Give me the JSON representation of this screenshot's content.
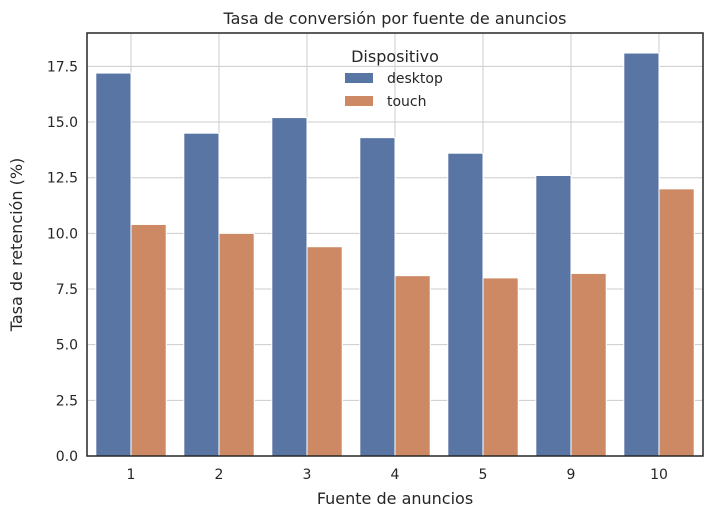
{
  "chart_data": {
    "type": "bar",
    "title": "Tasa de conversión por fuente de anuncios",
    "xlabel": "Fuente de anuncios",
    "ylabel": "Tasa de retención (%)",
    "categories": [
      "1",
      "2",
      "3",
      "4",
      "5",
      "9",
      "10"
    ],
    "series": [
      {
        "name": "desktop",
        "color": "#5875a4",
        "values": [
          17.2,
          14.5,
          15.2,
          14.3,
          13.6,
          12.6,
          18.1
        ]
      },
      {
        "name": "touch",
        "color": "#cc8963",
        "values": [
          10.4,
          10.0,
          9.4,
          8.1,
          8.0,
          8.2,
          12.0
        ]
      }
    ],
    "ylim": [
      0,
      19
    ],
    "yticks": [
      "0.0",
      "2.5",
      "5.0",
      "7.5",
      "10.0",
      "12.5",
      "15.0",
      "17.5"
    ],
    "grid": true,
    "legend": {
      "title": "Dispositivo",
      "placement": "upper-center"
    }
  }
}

────────────────────────────────────────

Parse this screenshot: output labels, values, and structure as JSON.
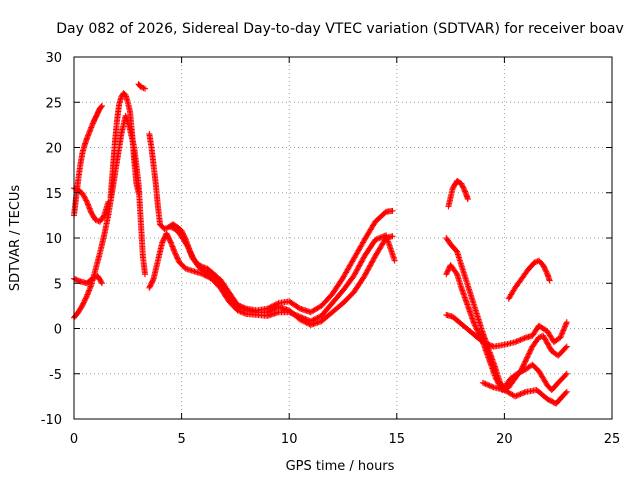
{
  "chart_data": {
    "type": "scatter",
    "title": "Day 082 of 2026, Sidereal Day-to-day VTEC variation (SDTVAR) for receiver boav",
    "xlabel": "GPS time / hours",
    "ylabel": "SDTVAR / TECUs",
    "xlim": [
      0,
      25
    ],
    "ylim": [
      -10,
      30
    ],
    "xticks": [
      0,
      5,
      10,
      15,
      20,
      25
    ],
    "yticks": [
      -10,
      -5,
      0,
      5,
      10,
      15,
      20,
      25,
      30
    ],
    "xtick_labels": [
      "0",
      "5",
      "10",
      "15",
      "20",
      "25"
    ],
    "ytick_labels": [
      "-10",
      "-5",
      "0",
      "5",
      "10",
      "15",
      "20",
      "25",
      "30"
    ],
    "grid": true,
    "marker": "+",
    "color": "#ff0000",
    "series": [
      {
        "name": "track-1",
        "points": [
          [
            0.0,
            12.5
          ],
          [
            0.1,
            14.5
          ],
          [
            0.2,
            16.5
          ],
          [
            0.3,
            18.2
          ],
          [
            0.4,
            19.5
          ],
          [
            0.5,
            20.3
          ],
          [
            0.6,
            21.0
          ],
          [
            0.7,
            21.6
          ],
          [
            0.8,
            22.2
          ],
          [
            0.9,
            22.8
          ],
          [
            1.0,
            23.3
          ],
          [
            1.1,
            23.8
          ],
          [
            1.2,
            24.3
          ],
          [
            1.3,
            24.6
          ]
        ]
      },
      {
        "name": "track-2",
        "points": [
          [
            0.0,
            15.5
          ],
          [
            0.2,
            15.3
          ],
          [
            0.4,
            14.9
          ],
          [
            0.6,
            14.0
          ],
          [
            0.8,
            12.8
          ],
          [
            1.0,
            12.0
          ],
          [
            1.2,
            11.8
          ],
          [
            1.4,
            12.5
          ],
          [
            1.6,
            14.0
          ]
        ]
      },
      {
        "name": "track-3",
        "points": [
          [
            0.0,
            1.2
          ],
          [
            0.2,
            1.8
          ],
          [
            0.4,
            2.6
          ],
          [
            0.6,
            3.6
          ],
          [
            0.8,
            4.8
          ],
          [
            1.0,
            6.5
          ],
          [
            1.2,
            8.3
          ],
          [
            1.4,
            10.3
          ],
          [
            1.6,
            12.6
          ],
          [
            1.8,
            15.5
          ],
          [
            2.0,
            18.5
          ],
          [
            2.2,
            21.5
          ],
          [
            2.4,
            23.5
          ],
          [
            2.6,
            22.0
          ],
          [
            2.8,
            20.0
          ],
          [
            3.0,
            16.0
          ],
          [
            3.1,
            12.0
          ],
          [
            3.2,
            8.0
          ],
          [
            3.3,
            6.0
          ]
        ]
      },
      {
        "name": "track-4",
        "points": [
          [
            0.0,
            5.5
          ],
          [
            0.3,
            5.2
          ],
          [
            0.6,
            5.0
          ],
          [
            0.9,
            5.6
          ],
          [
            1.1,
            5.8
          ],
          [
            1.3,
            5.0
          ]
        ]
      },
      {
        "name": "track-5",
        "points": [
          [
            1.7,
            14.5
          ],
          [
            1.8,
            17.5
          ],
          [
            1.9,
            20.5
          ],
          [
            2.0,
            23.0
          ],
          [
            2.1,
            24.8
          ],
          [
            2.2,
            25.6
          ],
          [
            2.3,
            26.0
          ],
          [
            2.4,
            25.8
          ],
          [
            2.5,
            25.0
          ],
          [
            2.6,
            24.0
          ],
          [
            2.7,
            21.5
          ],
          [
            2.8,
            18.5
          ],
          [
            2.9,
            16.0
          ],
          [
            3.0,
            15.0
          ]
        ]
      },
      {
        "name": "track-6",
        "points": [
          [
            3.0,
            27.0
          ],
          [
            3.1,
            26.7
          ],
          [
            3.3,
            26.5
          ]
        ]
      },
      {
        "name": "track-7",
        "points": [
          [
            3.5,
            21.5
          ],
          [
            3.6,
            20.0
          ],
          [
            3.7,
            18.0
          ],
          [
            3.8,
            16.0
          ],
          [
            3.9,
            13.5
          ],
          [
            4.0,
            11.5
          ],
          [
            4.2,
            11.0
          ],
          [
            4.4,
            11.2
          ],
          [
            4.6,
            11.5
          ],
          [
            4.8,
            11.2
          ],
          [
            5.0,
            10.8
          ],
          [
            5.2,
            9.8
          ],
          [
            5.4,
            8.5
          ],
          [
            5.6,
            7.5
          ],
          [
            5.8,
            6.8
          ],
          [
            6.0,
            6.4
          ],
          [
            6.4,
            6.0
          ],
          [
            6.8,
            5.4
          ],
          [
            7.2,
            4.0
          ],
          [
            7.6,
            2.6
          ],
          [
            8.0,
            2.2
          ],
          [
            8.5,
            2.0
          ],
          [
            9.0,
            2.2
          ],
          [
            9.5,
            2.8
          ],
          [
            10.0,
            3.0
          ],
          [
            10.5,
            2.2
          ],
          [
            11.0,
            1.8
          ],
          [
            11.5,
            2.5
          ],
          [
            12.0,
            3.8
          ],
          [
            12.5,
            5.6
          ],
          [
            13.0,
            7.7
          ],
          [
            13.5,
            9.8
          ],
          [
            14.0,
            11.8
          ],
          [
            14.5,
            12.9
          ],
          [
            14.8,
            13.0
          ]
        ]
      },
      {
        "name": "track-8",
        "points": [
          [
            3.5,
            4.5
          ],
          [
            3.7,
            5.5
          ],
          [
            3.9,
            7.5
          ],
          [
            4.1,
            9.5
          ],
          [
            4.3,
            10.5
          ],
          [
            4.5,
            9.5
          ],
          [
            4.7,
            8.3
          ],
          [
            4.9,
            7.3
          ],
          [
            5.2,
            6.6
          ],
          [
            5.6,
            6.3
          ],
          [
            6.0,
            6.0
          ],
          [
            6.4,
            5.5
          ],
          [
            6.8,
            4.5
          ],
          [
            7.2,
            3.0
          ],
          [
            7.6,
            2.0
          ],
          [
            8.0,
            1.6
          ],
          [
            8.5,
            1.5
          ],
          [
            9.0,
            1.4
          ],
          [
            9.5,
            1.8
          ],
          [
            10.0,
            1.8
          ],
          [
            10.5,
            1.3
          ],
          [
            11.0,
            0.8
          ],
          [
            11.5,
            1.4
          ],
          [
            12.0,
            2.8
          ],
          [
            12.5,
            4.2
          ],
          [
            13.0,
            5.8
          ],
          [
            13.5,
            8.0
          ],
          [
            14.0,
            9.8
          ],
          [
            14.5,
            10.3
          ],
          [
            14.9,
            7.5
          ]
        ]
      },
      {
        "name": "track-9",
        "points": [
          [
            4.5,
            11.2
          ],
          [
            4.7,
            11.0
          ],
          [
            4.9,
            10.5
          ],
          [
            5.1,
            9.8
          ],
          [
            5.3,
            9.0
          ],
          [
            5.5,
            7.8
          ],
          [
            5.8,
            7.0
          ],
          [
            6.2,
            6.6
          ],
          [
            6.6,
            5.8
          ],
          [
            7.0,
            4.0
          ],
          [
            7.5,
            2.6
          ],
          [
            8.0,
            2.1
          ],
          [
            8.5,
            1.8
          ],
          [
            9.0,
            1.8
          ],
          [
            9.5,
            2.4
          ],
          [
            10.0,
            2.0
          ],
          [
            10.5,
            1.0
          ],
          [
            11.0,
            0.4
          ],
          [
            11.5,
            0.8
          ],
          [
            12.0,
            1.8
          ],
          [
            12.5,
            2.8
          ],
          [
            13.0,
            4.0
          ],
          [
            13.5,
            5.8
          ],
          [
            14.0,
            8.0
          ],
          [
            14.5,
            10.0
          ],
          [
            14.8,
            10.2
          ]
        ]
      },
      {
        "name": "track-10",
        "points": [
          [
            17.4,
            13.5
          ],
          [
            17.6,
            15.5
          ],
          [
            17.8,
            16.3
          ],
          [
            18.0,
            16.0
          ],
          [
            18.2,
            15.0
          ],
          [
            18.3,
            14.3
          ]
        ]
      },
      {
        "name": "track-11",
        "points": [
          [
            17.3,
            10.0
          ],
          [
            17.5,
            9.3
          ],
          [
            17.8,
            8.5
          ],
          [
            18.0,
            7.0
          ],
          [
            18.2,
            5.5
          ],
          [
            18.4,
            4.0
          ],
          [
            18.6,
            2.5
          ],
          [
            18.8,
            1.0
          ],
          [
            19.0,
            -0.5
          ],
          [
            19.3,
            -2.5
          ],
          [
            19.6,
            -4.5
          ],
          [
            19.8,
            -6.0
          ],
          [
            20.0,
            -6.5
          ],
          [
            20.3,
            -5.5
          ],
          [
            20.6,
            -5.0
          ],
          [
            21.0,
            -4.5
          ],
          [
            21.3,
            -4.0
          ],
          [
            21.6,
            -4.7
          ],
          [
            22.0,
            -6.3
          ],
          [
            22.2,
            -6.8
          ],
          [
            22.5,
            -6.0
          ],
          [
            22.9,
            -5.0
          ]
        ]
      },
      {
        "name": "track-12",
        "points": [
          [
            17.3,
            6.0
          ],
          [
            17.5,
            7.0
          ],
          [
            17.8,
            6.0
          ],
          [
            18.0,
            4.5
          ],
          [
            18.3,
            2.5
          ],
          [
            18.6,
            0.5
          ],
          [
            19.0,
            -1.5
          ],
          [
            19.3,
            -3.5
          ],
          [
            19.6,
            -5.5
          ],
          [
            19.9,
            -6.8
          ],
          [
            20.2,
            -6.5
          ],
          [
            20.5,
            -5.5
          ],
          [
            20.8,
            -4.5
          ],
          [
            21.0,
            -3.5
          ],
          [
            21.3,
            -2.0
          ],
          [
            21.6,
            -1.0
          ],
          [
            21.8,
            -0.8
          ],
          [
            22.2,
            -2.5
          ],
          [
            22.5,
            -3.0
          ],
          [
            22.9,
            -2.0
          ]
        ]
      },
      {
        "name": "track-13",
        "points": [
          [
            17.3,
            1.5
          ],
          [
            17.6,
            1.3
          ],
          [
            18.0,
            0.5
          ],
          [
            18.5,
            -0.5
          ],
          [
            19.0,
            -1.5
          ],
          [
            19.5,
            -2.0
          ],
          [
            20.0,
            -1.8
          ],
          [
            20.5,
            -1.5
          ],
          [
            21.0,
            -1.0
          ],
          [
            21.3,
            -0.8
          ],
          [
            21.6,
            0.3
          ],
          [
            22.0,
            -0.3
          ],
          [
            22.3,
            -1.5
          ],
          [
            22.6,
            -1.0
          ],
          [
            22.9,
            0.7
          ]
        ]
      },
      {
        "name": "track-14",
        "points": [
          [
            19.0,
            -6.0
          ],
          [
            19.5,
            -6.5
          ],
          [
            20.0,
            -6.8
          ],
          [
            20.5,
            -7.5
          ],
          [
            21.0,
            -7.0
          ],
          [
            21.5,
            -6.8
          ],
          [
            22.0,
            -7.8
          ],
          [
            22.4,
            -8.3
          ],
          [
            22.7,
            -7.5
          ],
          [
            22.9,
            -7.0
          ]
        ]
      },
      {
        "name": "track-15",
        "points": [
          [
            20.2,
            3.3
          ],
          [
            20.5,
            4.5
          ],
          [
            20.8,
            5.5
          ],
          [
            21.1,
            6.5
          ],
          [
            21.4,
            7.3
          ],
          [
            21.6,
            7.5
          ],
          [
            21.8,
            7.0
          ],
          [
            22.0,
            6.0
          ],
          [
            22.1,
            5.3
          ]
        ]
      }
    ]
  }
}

────────────────────────────────────────

§ **Instructions for the task**:
Locate all lines in the listing above with the word "xlabel" and copy them.

§ **Worked answer**:
    "xlabel": "Fuente de anuncios",
    "xlabel": "GPS time / hours",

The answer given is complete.